Required task: Print the entries that appear below, exactly as written and without their pictures.

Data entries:
_ _ _
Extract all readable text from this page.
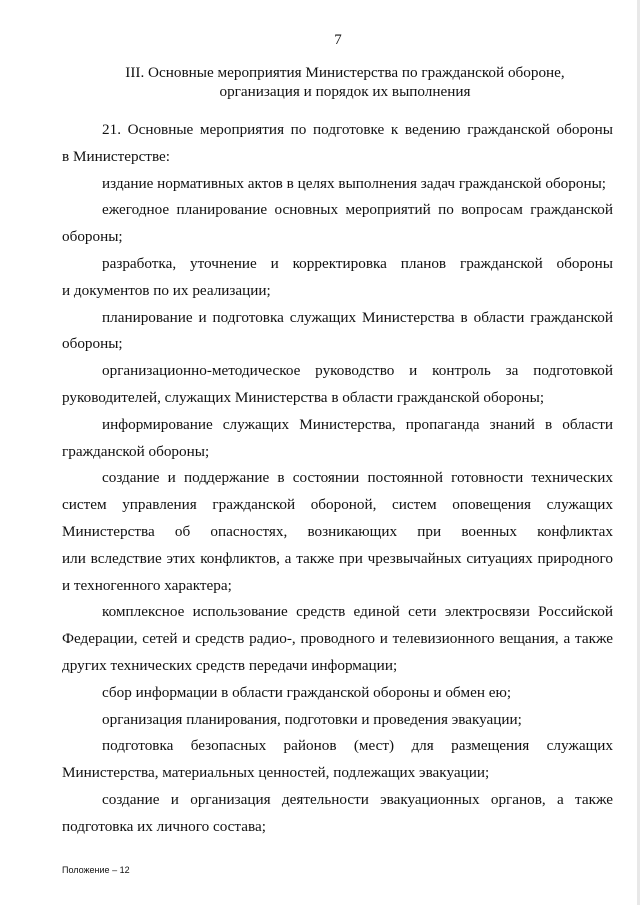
7

III. Основные мероприятия Министерства по гражданской обороне,
организация и порядок их выполнения
21. Основные мероприятия по подготовке к ведению гражданской обороны
в Министерстве:
издание нормативных актов в целях выполнения задач гражданской обороны;
ежегодное планирование основных мероприятий по вопросам гражданской
обороны;
разработка, уточнение и корректировка планов гражданской обороны
и документов по их реализации;
планирование и подготовка служащих Министерства в области гражданской
обороны;
организационно-методическое руководство и контроль за подготовкой
руководителей, служащих Министерства в области гражданской обороны;
информирование служащих Министерства, пропаганда знаний в области
гражданской обороны;
создание и поддержание в состоянии постоянной готовности технических
систем управления гражданской обороной, систем оповещения служащих
Министерства об опасностях, возникающих при военных конфликтах
или вследствие этих конфликтов, а также при чрезвычайных ситуациях природного
и техногенного характера;
комплексное использование средств единой сети электросвязи Российской
Федерации, сетей и средств радио-, проводного и телевизионного вещания, а также
других технических средств передачи информации;
сбор информации в области гражданской обороны и обмен ею;
организация планирования, подготовки и проведения эвакуации;
подготовка безопасных районов (мест) для размещения служащих
Министерства, материальных ценностей, подлежащих эвакуации;
создание и организация деятельности эвакуационных органов, а также
подготовка их личного состава;

Положение – 12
_ _ _
Exercise output:
Extract all readable text from this page.
7

III. Основные мероприятия Министерства по гражданской обороне,
организация и порядок их выполнения
21. Основные мероприятия по подготовке к ведению гражданской обороны
в Министерстве:
издание нормативных актов в целях выполнения задач гражданской обороны;
ежегодное планирование основных мероприятий по вопросам гражданской
обороны;
разработка, уточнение и корректировка планов гражданской обороны
и документов по их реализации;
планирование и подготовка служащих Министерства в области гражданской
обороны;
организационно-методическое руководство и контроль за подготовкой
руководителей, служащих Министерства в области гражданской обороны;
информирование служащих Министерства, пропаганда знаний в области
гражданской обороны;
создание и поддержание в состоянии постоянной готовности технических
систем управления гражданской обороной, систем оповещения служащих
Министерства об опасностях, возникающих при военных конфликтах
или вследствие этих конфликтов, а также при чрезвычайных ситуациях природного
и техногенного характера;
комплексное использование средств единой сети электросвязи Российской
Федерации, сетей и средств радио-, проводного и телевизионного вещания, а также
других технических средств передачи информации;
сбор информации в области гражданской обороны и обмен ею;
организация планирования, подготовки и проведения эвакуации;
подготовка безопасных районов (мест) для размещения служащих
Министерства, материальных ценностей, подлежащих эвакуации;
создание и организация деятельности эвакуационных органов, а также
подготовка их личного состава;

Положение – 12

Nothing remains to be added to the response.